* THE RECORDS:
== Segment start ==
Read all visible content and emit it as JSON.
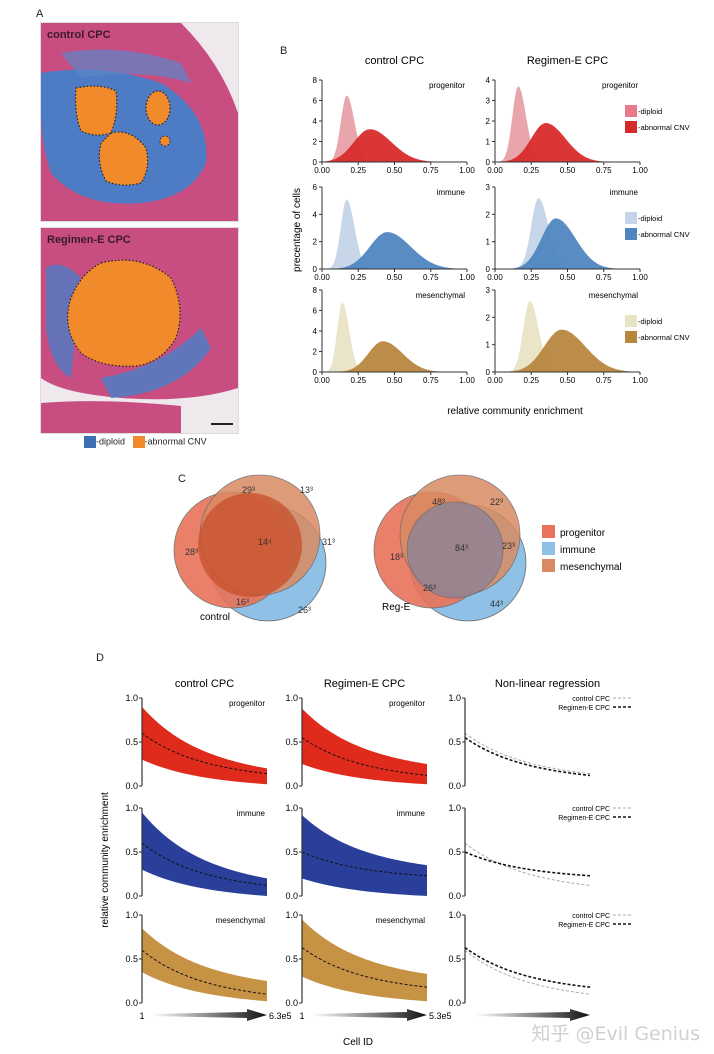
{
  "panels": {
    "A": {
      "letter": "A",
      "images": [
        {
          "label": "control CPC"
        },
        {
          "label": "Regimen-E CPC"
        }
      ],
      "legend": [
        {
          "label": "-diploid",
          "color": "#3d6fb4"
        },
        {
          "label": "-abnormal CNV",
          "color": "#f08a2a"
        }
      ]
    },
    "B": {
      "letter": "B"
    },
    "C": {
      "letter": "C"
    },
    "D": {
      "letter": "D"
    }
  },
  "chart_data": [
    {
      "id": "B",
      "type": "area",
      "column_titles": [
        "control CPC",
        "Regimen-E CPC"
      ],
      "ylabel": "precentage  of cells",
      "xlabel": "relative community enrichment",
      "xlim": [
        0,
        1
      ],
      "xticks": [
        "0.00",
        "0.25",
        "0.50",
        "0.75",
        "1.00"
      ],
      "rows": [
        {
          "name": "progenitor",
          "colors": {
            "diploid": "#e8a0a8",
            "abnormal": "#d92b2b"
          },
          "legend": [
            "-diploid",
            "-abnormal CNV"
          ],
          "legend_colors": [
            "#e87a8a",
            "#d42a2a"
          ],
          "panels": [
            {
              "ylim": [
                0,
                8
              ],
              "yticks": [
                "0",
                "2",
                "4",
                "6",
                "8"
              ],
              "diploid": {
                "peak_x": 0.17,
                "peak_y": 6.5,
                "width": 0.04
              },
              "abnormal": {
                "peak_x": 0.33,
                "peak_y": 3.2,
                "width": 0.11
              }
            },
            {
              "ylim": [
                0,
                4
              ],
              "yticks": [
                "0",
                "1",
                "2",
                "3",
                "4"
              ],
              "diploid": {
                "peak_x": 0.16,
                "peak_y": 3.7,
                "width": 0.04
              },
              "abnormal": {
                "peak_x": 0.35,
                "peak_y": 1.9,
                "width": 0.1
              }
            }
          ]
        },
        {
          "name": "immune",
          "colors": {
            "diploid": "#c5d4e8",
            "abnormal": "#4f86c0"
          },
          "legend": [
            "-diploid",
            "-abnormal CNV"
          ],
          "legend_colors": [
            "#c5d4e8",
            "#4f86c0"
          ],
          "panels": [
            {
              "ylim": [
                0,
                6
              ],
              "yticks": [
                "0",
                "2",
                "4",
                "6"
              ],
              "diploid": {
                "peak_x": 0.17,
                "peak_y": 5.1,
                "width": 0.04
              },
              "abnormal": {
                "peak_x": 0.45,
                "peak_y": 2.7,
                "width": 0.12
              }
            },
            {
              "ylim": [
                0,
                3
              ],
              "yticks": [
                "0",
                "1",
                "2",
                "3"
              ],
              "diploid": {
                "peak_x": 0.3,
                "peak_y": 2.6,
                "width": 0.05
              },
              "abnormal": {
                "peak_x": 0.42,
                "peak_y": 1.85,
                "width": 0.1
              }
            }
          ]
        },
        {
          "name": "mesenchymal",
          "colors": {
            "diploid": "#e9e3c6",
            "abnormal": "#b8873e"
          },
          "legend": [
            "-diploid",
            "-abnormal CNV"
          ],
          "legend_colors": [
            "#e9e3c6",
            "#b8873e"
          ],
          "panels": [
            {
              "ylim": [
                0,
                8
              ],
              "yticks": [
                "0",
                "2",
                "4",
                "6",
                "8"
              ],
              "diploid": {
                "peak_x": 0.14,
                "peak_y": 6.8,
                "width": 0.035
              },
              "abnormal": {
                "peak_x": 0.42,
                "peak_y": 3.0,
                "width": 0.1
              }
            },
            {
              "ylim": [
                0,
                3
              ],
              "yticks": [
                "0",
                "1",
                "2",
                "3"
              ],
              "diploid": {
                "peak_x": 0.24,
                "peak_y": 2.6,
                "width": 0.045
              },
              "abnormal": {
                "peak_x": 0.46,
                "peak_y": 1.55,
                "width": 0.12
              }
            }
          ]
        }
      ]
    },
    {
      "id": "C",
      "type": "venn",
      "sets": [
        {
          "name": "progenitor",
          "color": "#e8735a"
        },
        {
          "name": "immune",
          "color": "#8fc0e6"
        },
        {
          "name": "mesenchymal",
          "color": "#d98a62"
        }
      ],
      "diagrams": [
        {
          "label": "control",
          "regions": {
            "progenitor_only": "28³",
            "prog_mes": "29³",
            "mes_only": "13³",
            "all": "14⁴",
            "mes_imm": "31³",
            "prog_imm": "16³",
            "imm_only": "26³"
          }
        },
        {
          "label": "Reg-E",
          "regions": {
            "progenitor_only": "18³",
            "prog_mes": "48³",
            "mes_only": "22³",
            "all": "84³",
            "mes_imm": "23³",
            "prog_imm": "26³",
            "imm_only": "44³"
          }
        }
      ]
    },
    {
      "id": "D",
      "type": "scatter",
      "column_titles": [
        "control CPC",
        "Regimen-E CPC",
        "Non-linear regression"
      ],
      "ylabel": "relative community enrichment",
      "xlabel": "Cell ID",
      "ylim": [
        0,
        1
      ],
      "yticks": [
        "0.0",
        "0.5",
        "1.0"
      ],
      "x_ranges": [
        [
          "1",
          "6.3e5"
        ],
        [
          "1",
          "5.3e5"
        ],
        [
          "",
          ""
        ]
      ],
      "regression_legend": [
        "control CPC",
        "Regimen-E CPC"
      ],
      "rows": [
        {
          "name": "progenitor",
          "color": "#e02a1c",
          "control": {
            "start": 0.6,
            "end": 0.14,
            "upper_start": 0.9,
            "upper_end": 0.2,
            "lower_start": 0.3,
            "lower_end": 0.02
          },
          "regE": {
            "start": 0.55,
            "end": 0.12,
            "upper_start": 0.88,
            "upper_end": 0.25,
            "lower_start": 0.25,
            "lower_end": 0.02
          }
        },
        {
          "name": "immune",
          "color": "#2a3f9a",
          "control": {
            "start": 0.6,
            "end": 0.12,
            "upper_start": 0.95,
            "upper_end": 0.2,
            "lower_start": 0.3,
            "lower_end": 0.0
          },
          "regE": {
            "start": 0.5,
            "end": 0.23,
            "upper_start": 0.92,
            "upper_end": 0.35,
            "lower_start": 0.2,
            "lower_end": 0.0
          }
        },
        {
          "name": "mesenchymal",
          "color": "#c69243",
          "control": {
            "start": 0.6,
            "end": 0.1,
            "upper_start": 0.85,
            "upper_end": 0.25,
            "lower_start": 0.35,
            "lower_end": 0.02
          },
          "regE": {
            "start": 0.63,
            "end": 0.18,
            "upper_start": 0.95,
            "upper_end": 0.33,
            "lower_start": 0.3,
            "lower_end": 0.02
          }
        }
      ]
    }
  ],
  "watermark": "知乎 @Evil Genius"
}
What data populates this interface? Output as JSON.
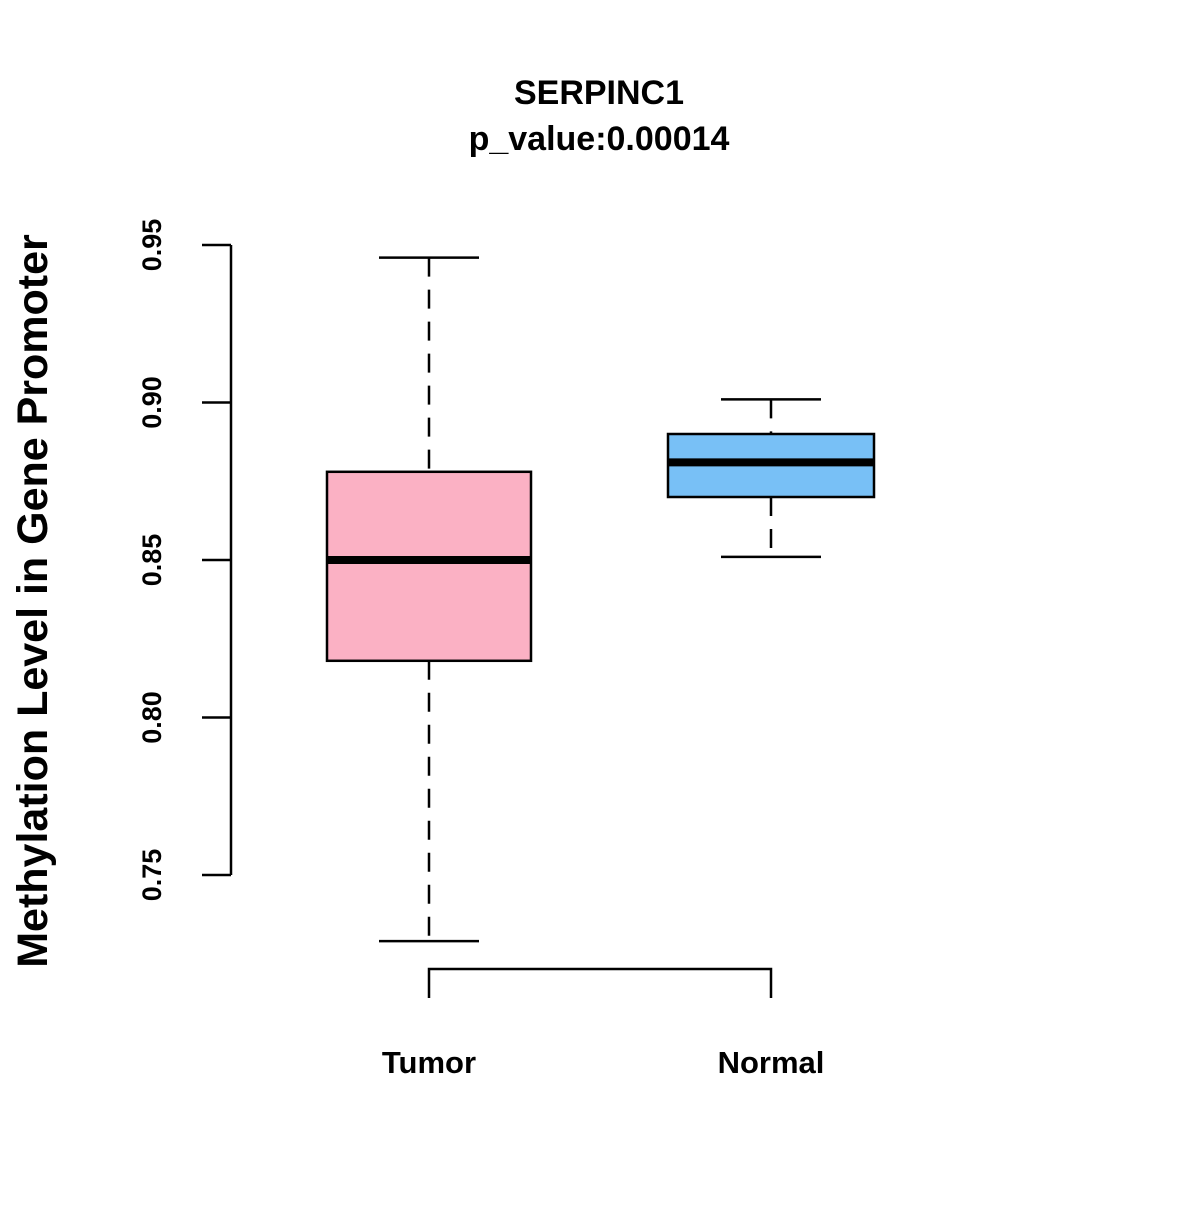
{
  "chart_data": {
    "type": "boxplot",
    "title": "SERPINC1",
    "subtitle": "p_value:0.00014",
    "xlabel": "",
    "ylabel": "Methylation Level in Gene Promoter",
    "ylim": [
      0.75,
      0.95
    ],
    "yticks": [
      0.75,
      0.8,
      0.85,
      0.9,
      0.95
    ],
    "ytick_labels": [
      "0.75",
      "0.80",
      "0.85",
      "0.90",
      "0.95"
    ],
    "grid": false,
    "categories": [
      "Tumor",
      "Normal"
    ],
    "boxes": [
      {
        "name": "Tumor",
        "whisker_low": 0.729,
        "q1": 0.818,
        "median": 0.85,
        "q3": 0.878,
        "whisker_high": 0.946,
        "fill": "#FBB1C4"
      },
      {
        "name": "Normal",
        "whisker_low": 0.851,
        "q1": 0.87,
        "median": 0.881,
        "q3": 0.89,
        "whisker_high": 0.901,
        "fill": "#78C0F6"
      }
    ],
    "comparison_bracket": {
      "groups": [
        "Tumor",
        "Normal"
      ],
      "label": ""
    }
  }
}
== Segment end ==
* TASK BRIEF:
Return every entry above exactly as written, minus the pictures.

* RESULT:
Read all visible content and emit it as JSON.
{
  "panels": {
    "A": {
      "letter": "A",
      "images": [
        {
          "label": "control CPC"
        },
        {
          "label": "Regimen-E CPC"
        }
      ],
      "legend": [
        {
          "label": "-diploid",
          "color": "#3d6fb4"
        },
        {
          "label": "-abnormal CNV",
          "color": "#f08a2a"
        }
      ]
    },
    "B": {
      "letter": "B"
    },
    "C": {
      "letter": "C"
    },
    "D": {
      "letter": "D"
    }
  },
  "chart_data": [
    {
      "id": "B",
      "type": "area",
      "column_titles": [
        "control CPC",
        "Regimen-E CPC"
      ],
      "ylabel": "precentage  of cells",
      "xlabel": "relative community enrichment",
      "xlim": [
        0,
        1
      ],
      "xticks": [
        "0.00",
        "0.25",
        "0.50",
        "0.75",
        "1.00"
      ],
      "rows": [
        {
          "name": "progenitor",
          "colors": {
            "diploid": "#e8a0a8",
            "abnormal": "#d92b2b"
          },
          "legend": [
            "-diploid",
            "-abnormal CNV"
          ],
          "legend_colors": [
            "#e87a8a",
            "#d42a2a"
          ],
          "panels": [
            {
              "ylim": [
                0,
                8
              ],
              "yticks": [
                "0",
                "2",
                "4",
                "6",
                "8"
              ],
              "diploid": {
                "peak_x": 0.17,
                "peak_y": 6.5,
                "width": 0.04
              },
              "abnormal": {
                "peak_x": 0.33,
                "peak_y": 3.2,
                "width": 0.11
              }
            },
            {
              "ylim": [
                0,
                4
              ],
              "yticks": [
                "0",
                "1",
                "2",
                "3",
                "4"
              ],
              "diploid": {
                "peak_x": 0.16,
                "peak_y": 3.7,
                "width": 0.04
              },
              "abnormal": {
                "peak_x": 0.35,
                "peak_y": 1.9,
                "width": 0.1
              }
            }
          ]
        },
        {
          "name": "immune",
          "colors": {
            "diploid": "#c5d4e8",
            "abnormal": "#4f86c0"
          },
          "legend": [
            "-diploid",
            "-abnormal CNV"
          ],
          "legend_colors": [
            "#c5d4e8",
            "#4f86c0"
          ],
          "panels": [
            {
              "ylim": [
                0,
                6
              ],
              "yticks": [
                "0",
                "2",
                "4",
                "6"
              ],
              "diploid": {
                "peak_x": 0.17,
                "peak_y": 5.1,
                "width": 0.04
              },
              "abnormal": {
                "peak_x": 0.45,
                "peak_y": 2.7,
                "width": 0.12
              }
            },
            {
              "ylim": [
                0,
                3
              ],
              "yticks": [
                "0",
                "1",
                "2",
                "3"
              ],
              "diploid": {
                "peak_x": 0.3,
                "peak_y": 2.6,
                "width": 0.05
              },
              "abnormal": {
                "peak_x": 0.42,
                "peak_y": 1.85,
                "width": 0.1
              }
            }
          ]
        },
        {
          "name": "mesenchymal",
          "colors": {
            "diploid": "#e9e3c6",
            "abnormal": "#b8873e"
          },
          "legend": [
            "-diploid",
            "-abnormal CNV"
          ],
          "legend_colors": [
            "#e9e3c6",
            "#b8873e"
          ],
          "panels": [
            {
              "ylim": [
                0,
                8
              ],
              "yticks": [
                "0",
                "2",
                "4",
                "6",
                "8"
              ],
              "diploid": {
                "peak_x": 0.14,
                "peak_y": 6.8,
                "width": 0.035
              },
              "abnormal": {
                "peak_x": 0.42,
                "peak_y": 3.0,
                "width": 0.1
              }
            },
            {
              "ylim": [
                0,
                3
              ],
              "yticks": [
                "0",
                "1",
                "2",
                "3"
              ],
              "diploid": {
                "peak_x": 0.24,
                "peak_y": 2.6,
                "width": 0.045
              },
              "abnormal": {
                "peak_x": 0.46,
                "peak_y": 1.55,
                "width": 0.12
              }
            }
          ]
        }
      ]
    },
    {
      "id": "C",
      "type": "venn",
      "sets": [
        {
          "name": "progenitor",
          "color": "#e8735a"
        },
        {
          "name": "immune",
          "color": "#8fc0e6"
        },
        {
          "name": "mesenchymal",
          "color": "#d98a62"
        }
      ],
      "diagrams": [
        {
          "label": "control",
          "regions": {
            "progenitor_only": "28³",
            "prog_mes": "29³",
            "mes_only": "13³",
            "all": "14⁴",
            "mes_imm": "31³",
            "prog_imm": "16³",
            "imm_only": "26³"
          }
        },
        {
          "label": "Reg-E",
          "regions": {
            "progenitor_only": "18³",
            "prog_mes": "48³",
            "mes_only": "22³",
            "all": "84³",
            "mes_imm": "23³",
            "prog_imm": "26³",
            "imm_only": "44³"
          }
        }
      ]
    },
    {
      "id": "D",
      "type": "scatter",
      "column_titles": [
        "control CPC",
        "Regimen-E CPC",
        "Non-linear regression"
      ],
      "ylabel": "relative community enrichment",
      "xlabel": "Cell ID",
      "ylim": [
        0,
        1
      ],
      "yticks": [
        "0.0",
        "0.5",
        "1.0"
      ],
      "x_ranges": [
        [
          "1",
          "6.3e5"
        ],
        [
          "1",
          "5.3e5"
        ],
        [
          "",
          ""
        ]
      ],
      "regression_legend": [
        "control CPC",
        "Regimen-E CPC"
      ],
      "rows": [
        {
          "name": "progenitor",
          "color": "#e02a1c",
          "control": {
            "start": 0.6,
            "end": 0.14,
            "upper_start": 0.9,
            "upper_end": 0.2,
            "lower_start": 0.3,
            "lower_end": 0.02
          },
          "regE": {
            "start": 0.55,
            "end": 0.12,
            "upper_start": 0.88,
            "upper_end": 0.25,
            "lower_start": 0.25,
            "lower_end": 0.02
          }
        },
        {
          "name": "immune",
          "color": "#2a3f9a",
          "control": {
            "start": 0.6,
            "end": 0.12,
            "upper_start": 0.95,
            "upper_end": 0.2,
            "lower_start": 0.3,
            "lower_end": 0.0
          },
          "regE": {
            "start": 0.5,
            "end": 0.23,
            "upper_start": 0.92,
            "upper_end": 0.35,
            "lower_start": 0.2,
            "lower_end": 0.0
          }
        },
        {
          "name": "mesenchymal",
          "color": "#c69243",
          "control": {
            "start": 0.6,
            "end": 0.1,
            "upper_start": 0.85,
            "upper_end": 0.25,
            "lower_start": 0.35,
            "lower_end": 0.02
          },
          "regE": {
            "start": 0.63,
            "end": 0.18,
            "upper_start": 0.95,
            "upper_end": 0.33,
            "lower_start": 0.3,
            "lower_end": 0.02
          }
        }
      ]
    }
  ],
  "watermark": "知乎 @Evil Genius"
}
What data populates this interface? Output as JSON.
{
  "chart_data": {
    "type": "boxplot",
    "title": "SERPINC1",
    "subtitle": "p_value:0.00014",
    "xlabel": "",
    "ylabel": "Methylation Level in Gene Promoter",
    "ylim": [
      0.75,
      0.95
    ],
    "yticks": [
      0.75,
      0.8,
      0.85,
      0.9,
      0.95
    ],
    "ytick_labels": [
      "0.75",
      "0.80",
      "0.85",
      "0.90",
      "0.95"
    ],
    "grid": false,
    "categories": [
      "Tumor",
      "Normal"
    ],
    "boxes": [
      {
        "name": "Tumor",
        "whisker_low": 0.729,
        "q1": 0.818,
        "median": 0.85,
        "q3": 0.878,
        "whisker_high": 0.946,
        "fill": "#FBB1C4"
      },
      {
        "name": "Normal",
        "whisker_low": 0.851,
        "q1": 0.87,
        "median": 0.881,
        "q3": 0.89,
        "whisker_high": 0.901,
        "fill": "#78C0F6"
      }
    ],
    "comparison_bracket": {
      "groups": [
        "Tumor",
        "Normal"
      ],
      "label": ""
    }
  }
}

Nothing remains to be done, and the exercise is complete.